Ma première critique sur ce site des années pourtant après mon inscription, c'est dire à quel point cette série est extraordinaire.
J'ai terminé le visionnage il y a quelques instants seulement mais je suis transcendé depuis le premier épisode par cette œuvre incroyable et profondément mélancolique. Une BO inoubliable et des méditations métaphysiques comme on en trouve rarement dans les séries. Tout cela parvient à faire oublier un rythme lent sans être dans le contemplatif.
Les créateurs et les réalisateurs ont fait des choix radicaux et généralement surprenants s'agissant de l'écriture et de certaines mises en scène. Pour autant, on en revient toujours à ce 14 octobre durant lequel 2% de la population mondiale a disparu. Que s'est-il passé ? Chacun se fait son interprétation ; ténue est la frontière entre le croire et le savoir. A moins qu'il ne convienne plutôt d'accepter l'inacceptable.
La question n'est pas de savoir où sont ces 2% mais plutôt de comprendre : ont-ils simplement disparu ou sont-ils morts ? Comment faire le deuil quand on pense que l'esprit de l'un de ses proches est là, quelque part ?

▸ Données extraites
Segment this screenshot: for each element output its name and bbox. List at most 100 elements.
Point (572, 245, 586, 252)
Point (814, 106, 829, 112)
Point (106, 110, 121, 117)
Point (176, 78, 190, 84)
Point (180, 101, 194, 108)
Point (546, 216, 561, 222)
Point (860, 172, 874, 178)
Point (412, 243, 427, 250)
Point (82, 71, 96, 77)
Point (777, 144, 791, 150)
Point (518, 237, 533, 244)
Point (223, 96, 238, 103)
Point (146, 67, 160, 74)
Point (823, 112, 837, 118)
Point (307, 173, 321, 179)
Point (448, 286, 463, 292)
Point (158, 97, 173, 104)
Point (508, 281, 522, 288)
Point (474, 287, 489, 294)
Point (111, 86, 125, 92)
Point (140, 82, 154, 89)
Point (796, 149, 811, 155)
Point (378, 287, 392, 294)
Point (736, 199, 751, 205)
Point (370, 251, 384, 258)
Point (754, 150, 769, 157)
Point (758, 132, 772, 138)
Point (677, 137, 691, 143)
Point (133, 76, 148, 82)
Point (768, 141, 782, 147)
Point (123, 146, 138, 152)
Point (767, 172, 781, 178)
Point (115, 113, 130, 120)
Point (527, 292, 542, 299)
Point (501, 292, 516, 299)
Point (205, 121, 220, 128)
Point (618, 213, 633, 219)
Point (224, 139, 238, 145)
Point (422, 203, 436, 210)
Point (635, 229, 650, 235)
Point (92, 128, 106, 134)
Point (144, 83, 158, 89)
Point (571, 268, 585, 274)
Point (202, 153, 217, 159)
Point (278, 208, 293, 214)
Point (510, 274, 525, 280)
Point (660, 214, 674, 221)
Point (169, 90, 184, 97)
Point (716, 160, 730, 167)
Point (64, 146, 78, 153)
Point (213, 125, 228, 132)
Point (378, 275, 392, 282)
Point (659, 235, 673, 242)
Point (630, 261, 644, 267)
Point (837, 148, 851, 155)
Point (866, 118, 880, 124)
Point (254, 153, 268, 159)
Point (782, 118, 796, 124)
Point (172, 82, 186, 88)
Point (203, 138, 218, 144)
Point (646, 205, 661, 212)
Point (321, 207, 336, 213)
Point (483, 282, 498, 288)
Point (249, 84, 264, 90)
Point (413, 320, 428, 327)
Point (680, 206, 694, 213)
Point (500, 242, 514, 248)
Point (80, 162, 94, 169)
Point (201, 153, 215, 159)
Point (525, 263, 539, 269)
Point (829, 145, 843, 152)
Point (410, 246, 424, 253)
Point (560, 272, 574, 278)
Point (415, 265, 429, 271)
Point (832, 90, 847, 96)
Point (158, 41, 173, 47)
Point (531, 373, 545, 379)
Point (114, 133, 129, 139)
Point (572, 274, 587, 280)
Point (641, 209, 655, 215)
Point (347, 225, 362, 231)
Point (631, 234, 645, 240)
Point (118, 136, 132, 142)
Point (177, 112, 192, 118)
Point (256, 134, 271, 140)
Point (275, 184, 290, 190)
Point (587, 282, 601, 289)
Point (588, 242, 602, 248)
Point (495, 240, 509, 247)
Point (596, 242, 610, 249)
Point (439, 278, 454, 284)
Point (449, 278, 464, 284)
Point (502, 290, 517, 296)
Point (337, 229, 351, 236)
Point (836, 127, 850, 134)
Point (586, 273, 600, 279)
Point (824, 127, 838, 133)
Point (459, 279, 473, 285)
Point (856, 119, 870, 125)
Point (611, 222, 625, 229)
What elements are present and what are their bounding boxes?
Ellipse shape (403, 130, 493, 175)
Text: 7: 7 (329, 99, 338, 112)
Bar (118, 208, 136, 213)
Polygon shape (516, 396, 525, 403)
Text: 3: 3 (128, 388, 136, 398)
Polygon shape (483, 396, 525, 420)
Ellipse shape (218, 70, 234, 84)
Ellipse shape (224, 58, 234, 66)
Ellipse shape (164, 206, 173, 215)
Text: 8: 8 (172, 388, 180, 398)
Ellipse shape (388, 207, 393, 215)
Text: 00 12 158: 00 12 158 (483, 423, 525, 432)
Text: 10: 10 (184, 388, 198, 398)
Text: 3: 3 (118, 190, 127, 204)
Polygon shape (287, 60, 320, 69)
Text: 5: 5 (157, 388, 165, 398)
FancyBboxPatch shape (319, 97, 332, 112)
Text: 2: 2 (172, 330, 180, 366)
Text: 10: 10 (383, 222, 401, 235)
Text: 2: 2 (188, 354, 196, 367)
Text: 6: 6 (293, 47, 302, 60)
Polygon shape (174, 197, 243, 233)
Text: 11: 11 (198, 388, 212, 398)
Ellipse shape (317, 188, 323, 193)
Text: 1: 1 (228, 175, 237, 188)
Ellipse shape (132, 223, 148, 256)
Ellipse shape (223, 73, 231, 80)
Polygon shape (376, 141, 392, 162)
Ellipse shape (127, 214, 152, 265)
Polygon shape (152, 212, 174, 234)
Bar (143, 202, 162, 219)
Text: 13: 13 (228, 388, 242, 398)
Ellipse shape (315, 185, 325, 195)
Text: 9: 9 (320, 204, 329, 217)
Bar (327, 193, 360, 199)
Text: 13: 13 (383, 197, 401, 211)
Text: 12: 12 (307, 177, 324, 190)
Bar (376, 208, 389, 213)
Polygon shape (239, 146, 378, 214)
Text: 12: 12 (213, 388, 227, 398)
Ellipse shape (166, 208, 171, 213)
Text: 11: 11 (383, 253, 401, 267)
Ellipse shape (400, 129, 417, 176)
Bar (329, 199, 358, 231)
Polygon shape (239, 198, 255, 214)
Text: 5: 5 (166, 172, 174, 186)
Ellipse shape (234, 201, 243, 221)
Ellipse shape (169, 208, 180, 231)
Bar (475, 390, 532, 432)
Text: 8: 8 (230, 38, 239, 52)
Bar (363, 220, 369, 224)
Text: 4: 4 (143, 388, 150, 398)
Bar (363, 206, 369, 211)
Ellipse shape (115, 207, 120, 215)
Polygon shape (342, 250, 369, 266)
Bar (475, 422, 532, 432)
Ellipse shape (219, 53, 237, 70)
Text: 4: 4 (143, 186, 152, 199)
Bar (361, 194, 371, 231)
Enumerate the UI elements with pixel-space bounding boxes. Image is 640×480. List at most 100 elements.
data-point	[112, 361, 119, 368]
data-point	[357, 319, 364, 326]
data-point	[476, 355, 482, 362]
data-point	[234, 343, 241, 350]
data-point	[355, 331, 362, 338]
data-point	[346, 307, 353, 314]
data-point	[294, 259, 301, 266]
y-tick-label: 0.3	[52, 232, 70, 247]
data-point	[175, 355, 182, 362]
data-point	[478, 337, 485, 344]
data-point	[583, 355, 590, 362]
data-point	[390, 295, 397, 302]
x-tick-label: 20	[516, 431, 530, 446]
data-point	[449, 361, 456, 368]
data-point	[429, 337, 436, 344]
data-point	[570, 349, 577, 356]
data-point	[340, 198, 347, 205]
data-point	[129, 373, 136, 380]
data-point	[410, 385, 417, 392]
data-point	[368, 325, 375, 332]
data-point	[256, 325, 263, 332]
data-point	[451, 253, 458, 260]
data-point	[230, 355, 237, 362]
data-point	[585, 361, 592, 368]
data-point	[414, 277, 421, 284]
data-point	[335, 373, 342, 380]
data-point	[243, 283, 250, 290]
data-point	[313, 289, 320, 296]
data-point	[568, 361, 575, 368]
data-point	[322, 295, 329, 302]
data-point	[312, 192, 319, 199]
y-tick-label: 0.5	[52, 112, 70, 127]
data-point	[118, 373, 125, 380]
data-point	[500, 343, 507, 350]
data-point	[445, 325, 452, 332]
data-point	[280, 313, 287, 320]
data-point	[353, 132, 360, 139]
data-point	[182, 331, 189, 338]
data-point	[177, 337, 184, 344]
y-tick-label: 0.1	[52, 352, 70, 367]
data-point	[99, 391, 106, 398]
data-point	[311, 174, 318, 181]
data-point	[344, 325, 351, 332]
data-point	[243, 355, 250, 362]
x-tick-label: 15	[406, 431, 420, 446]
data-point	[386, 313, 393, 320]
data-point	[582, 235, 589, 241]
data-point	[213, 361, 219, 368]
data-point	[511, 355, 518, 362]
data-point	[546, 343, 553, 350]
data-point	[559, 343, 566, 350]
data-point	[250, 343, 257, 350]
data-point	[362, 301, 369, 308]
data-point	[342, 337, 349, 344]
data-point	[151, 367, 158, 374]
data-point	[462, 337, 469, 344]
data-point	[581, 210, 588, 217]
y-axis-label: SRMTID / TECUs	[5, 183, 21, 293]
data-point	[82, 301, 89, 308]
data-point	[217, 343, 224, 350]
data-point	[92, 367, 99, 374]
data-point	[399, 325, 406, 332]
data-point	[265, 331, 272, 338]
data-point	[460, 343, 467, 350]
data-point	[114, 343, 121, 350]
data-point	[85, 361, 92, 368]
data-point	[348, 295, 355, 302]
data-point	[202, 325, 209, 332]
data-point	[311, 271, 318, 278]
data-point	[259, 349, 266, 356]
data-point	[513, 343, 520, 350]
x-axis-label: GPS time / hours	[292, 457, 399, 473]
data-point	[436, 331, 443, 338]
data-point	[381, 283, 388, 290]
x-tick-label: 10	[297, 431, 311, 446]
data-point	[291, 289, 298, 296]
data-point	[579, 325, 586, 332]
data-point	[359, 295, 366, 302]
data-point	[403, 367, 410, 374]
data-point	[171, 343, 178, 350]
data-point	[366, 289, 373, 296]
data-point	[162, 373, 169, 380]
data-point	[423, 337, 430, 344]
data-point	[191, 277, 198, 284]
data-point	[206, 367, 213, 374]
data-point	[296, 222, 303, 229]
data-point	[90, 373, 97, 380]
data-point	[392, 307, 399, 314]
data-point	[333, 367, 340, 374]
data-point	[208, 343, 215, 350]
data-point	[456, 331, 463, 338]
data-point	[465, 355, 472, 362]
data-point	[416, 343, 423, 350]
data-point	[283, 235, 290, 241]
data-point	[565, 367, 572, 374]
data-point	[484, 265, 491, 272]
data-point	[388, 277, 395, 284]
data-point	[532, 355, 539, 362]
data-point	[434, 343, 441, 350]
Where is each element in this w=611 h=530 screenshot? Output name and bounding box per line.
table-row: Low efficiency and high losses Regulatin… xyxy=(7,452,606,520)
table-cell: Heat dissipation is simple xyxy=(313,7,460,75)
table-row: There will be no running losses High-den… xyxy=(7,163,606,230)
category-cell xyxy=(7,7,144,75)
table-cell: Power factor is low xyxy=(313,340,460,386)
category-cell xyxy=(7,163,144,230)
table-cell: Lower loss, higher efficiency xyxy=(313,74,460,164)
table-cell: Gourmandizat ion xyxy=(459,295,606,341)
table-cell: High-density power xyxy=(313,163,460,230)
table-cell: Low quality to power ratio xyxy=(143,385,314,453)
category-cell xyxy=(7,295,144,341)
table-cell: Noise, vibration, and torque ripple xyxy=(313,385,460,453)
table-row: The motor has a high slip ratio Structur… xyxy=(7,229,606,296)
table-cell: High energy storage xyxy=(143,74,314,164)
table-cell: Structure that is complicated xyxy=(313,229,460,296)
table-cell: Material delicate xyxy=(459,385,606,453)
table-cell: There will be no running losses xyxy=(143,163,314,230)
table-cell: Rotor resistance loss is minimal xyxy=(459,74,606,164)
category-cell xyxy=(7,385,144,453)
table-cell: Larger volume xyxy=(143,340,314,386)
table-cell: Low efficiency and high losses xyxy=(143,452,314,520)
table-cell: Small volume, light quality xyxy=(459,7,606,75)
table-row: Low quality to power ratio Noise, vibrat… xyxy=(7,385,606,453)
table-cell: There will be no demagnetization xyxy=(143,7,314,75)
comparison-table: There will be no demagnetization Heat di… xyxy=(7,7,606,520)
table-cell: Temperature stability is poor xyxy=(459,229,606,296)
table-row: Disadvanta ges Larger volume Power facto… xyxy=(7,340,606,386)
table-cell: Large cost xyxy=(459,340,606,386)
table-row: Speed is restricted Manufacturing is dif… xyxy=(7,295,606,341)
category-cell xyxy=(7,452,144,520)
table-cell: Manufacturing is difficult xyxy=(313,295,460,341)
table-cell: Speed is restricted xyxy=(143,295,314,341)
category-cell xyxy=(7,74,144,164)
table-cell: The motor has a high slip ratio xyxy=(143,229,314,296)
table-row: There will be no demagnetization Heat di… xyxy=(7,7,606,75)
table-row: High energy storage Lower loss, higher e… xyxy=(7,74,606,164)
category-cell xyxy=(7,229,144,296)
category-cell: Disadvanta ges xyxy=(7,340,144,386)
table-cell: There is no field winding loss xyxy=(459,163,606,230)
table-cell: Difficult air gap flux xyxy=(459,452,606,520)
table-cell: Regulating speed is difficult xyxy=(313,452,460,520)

▸ Questions à traiter
1 – Extrayez de la critique de série le passage qui va de « Ma première critique » à « dans le contemplatif. ».
2 – Répondez aux questions suivantes d'après la critique de série :
(a) Comment le rythme de la série est-il qualifié ?
(b) Sur quelle date la série revient-elle toujours ?
(c) Quelle part de la population mondiale a disparu ce jour-là ?

▸ Réponses par tâche
1 –
Ma première critique sur ce site des années pourtant après mon inscription, c'est dire à quel point cette série est extraordinaire.
J'ai terminé le visionnage il y a quelques instants seulement mais je suis transcendé depuis le premier épisode par cette œuvre incroyable et profondément mélancolique. Une BO inoubliable et des méditations métaphysiques comme on en trouve rarement dans les séries. Tout cela parvient à faire oublier un rythme lent sans être dans le contemplatif.

2 –
(a) Lent, sans être dans le contemplatif.
(b) Le 14 octobre.
(c) 2 %.